=== DATA EXCERPTS ===

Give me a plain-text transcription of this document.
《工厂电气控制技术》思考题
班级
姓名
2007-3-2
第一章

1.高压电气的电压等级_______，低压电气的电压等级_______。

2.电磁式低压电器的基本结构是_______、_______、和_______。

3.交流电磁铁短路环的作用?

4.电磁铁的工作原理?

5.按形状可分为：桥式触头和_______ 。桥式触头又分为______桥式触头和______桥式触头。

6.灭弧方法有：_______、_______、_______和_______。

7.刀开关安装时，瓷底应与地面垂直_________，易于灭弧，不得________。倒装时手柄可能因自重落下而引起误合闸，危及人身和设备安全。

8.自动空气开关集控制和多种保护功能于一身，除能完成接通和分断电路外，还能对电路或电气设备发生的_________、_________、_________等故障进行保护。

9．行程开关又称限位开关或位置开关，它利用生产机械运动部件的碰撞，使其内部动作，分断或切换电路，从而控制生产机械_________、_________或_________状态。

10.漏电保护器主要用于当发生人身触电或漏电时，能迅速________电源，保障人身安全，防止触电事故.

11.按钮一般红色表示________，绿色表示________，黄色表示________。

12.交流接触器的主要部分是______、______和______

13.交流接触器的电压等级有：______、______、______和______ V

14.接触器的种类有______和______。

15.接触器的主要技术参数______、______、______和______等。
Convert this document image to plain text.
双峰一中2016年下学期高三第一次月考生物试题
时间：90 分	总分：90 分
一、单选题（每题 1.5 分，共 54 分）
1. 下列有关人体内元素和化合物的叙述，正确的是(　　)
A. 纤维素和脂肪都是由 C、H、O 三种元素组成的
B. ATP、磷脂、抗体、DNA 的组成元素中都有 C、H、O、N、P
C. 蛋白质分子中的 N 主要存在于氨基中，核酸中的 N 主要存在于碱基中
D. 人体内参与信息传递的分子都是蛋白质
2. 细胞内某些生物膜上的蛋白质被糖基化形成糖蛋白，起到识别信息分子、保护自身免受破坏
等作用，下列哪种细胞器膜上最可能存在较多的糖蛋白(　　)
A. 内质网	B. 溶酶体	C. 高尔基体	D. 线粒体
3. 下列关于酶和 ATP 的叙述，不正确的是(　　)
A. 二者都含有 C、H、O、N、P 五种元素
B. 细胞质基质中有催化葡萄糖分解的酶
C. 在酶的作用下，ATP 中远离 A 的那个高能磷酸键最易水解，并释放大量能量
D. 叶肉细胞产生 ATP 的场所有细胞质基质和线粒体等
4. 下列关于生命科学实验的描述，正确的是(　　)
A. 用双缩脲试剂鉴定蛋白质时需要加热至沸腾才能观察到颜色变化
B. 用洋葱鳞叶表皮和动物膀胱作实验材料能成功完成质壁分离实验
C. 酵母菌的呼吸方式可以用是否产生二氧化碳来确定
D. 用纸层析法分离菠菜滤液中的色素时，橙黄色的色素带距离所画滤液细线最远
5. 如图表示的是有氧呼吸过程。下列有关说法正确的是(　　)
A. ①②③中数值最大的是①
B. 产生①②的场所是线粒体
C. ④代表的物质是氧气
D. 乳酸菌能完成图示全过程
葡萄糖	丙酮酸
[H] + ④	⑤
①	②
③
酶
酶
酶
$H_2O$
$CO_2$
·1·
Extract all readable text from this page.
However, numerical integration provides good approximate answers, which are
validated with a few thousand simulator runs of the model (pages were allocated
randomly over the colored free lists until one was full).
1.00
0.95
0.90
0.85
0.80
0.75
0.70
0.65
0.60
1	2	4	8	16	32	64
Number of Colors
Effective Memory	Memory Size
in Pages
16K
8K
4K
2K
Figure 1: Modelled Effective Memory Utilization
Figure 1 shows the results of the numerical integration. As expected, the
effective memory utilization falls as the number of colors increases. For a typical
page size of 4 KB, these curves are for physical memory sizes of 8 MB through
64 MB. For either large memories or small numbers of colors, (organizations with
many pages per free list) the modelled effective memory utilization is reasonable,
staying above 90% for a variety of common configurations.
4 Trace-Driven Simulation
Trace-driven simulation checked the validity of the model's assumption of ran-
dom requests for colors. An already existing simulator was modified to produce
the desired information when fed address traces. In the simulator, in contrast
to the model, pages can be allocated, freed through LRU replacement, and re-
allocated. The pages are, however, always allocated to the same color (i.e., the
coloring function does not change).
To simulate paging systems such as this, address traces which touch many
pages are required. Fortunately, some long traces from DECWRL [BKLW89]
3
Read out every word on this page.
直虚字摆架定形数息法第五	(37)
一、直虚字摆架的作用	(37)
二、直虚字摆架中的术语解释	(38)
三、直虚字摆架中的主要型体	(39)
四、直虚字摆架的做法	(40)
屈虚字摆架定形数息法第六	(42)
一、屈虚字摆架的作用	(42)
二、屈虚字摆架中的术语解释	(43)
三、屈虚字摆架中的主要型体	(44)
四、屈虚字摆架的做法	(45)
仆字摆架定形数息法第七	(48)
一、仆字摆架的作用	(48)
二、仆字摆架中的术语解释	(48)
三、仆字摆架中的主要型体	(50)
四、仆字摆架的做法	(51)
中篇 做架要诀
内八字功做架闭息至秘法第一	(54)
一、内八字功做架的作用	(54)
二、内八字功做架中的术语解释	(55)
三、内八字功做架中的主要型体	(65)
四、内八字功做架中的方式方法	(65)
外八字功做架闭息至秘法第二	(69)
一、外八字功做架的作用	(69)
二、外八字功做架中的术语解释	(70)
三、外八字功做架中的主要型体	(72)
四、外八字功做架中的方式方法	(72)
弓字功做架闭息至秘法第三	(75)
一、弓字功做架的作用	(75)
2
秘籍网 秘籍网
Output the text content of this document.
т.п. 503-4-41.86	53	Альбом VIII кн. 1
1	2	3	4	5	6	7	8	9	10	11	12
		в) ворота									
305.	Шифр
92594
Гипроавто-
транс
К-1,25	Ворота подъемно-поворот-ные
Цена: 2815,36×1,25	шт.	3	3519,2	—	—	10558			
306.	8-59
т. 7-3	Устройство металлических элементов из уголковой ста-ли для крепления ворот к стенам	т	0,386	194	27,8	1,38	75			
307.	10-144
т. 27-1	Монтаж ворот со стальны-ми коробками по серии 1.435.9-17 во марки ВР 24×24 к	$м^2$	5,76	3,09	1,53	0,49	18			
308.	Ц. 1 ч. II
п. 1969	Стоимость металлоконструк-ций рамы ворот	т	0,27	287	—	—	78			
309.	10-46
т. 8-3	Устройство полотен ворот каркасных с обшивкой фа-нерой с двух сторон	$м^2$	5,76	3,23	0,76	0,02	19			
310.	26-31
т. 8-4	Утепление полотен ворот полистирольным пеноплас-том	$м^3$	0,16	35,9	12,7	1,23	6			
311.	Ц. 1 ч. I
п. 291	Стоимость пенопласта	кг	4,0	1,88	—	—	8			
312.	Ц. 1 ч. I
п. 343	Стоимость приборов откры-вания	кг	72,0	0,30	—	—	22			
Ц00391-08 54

===

## WORK TO DO:
List the lines that contain the word "with".

## TASK RESPONSE:
validated with a few thousand simulator runs of the model (pages were allocated
64 MB. For either large memories or small numbers of colors, (organizations with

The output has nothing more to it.